# ENTRIES SHOWN
- - -

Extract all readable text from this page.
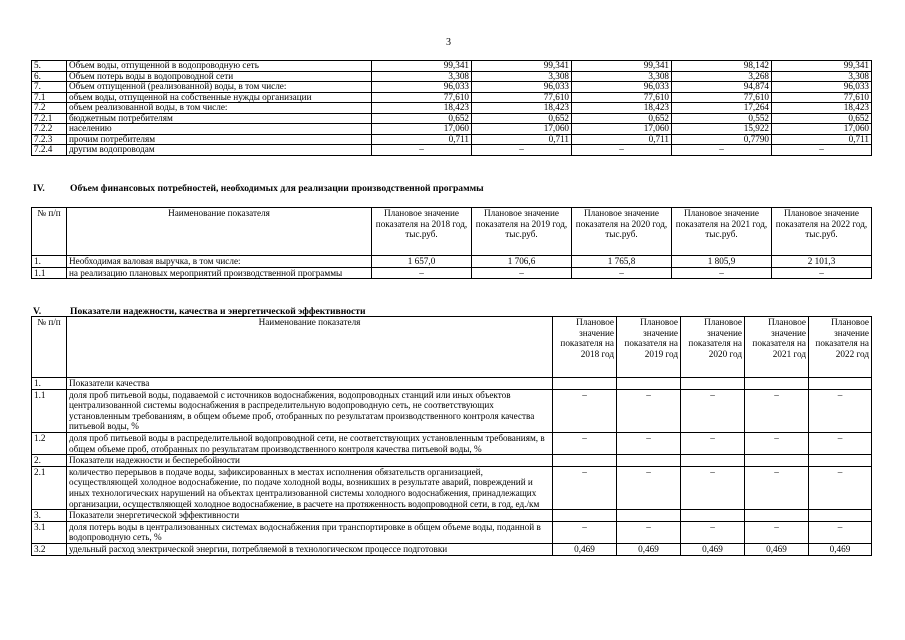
3
5.	Объем воды, отпущенной в водопроводную сеть	99,341	99,341	99,341	98,142	99,341
6.	Объем потерь воды в водопроводной сети	3,308	3,308	3,308	3,268	3,308
7.	Объем отпущенной (реализованной) воды, в том числе:	96,033	96,033	96,033	94,874	96,033
7.1	объем воды, отпущенной на собственные нужды организации	77,610	77,610	77,610	77,610	77,610
7.2	объем реализованной воды, в том числе:	18,423	18,423	18,423	17,264	18,423
7.2.1	бюджетным потребителям	0,652	0,652	0,652	0,552	0,652
7.2.2	населению	17,060	17,060	17,060	15,922	17,060
7.2.3	прочим потребителям	0,711	0,711	0,711	0,7790	0,711
7.2.4	другим водопроводам	–	–	–	–	–
IV.	Объем финансовых потребностей, необходимых для реализации производственной программы
№ п/п	Наименование показателя	Плановое значение показателя на 2018 год, тыс.руб.	Плановое значение показателя на 2019 год, тыс.руб.	Плановое значение показателя на 2020 год, тыс.руб.	Плановое значение показателя на 2021 год, тыс.руб.	Плановое значение показателя на 2022 год, тыс.руб.
1.	Необходимая валовая выручка, в том числе:	1 657,0	1 706,6	1 765,8	1 805,9	2 101,3
1.1	на реализацию плановых мероприятий производственной программы	–	–	–	–	–
V.	Показатели надежности, качества и энергетической эффективности
№ п/п	Наименование показателя	Плановое значение показателя на 2018 год	Плановое значение показателя на 2019 год	Плановое значение показателя на 2020 год	Плановое значение показателя на 2021 год	Плановое значение показателя на 2022 год
1.	Показатели качества					
1.1	доля проб питьевой воды, подаваемой с источников водоснабжения, водопроводных станций или иных объектов централизованной системы водоснабжения в распределительную водопроводную сеть, не соответствующих установленным требованиям, в общем объеме проб, отобранных по результатам производственного контроля качества питьевой воды, %	–	–	–	–	–
1.2	доля проб питьевой воды в распределительной водопроводной сети, не соответствующих установленным требованиям, в общем объеме проб, отобранных по результатам производственного контроля качества питьевой воды, %	–	–	–	–	–
2.	Показатели надежности и бесперебойности					
2.1	количество перерывов в подаче воды, зафиксированных в местах исполнения обязательств организацией, осуществляющей холодное водоснабжение, по подаче холодной воды, возникших в результате аварий, повреждений и иных технологических нарушений на объектах централизованной системы холодного водоснабжения, принадлежащих организации, осуществляющей холодное водоснабжение, в расчете на протяженность водопроводной сети, в год, ед./км	–	–	–	–	–
3.	Показатели энергетической эффективности					
3.1	доля потерь воды в централизованных системах водоснабжения при транспортировке в общем объеме воды, поданной в водопроводную сеть, %	–	–	–	–	–
3.2	удельный расход электрической энергии, потребляемой в технологическом процессе подготовки	0,469	0,469	0,469	0,469	0,469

- - -

# TASK STATEMENT
Give every line of the material that includes the string "программы".

# OUTPUT FOR THIS TASK
IV.	Объем финансовых потребностей, необходимых для реализации производственной программы
1.1	на реализацию плановых мероприятий производственной программы	–	–	–	–	–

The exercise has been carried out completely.